• WORK REQUIRED:
Return all the entries exactly, keeping pictures out.

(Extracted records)
***

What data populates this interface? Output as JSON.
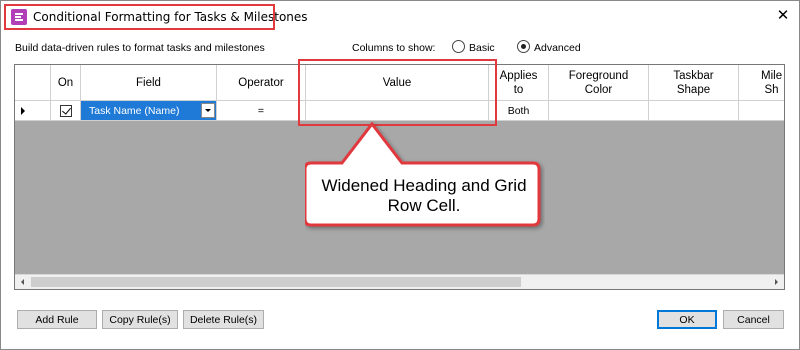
{
  "window": {
    "title": "Conditional Formatting for Tasks & Milestones",
    "close_glyph": "✕"
  },
  "description": "Build data-driven rules to format tasks and milestones",
  "columns_to_show": {
    "label": "Columns to show:",
    "options": [
      "Basic",
      "Advanced"
    ],
    "selected": "Advanced"
  },
  "grid": {
    "headers": [
      "On",
      "Field",
      "Operator",
      "Value",
      "Applies\nto",
      "Foreground\nColor",
      "Taskbar\nShape",
      "Mile\nSh"
    ],
    "rows": [
      {
        "on": true,
        "field": "Task Name (Name)",
        "operator": "=",
        "value": "",
        "applies_to": "Both",
        "foreground_color": "",
        "taskbar_shape": "",
        "milestone_shape": ""
      }
    ]
  },
  "annotation": {
    "text": "Widened Heading and Grid Row Cell.",
    "color": "#e0393e"
  },
  "buttons": {
    "add_rule": "Add Rule",
    "copy_rules": "Copy Rule(s)",
    "delete_rules": "Delete Rule(s)",
    "ok": "OK",
    "cancel": "Cancel"
  },
  "colors": {
    "selection": "#1e7ad6",
    "grid_background": "#a8a8a8",
    "app_icon": "#b33fb8"
  }
}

***

• EXPECTED OUTPUT:
What data populates this interface? Output as JSON.
{
  "window": {
    "title": "Conditional Formatting for Tasks & Milestones",
    "close_glyph": "✕"
  },
  "description": "Build data-driven rules to format tasks and milestones",
  "columns_to_show": {
    "label": "Columns to show:",
    "options": [
      "Basic",
      "Advanced"
    ],
    "selected": "Advanced"
  },
  "grid": {
    "headers": [
      "On",
      "Field",
      "Operator",
      "Value",
      "Applies\nto",
      "Foreground\nColor",
      "Taskbar\nShape",
      "Mile\nSh"
    ],
    "rows": [
      {
        "on": true,
        "field": "Task Name (Name)",
        "operator": "=",
        "value": "",
        "applies_to": "Both",
        "foreground_color": "",
        "taskbar_shape": "",
        "milestone_shape": ""
      }
    ]
  },
  "annotation": {
    "text": "Widened Heading and Grid Row Cell.",
    "color": "#e0393e"
  },
  "buttons": {
    "add_rule": "Add Rule",
    "copy_rules": "Copy Rule(s)",
    "delete_rules": "Delete Rule(s)",
    "ok": "OK",
    "cancel": "Cancel"
  },
  "colors": {
    "selection": "#1e7ad6",
    "grid_background": "#a8a8a8",
    "app_icon": "#b33fb8"
  }
}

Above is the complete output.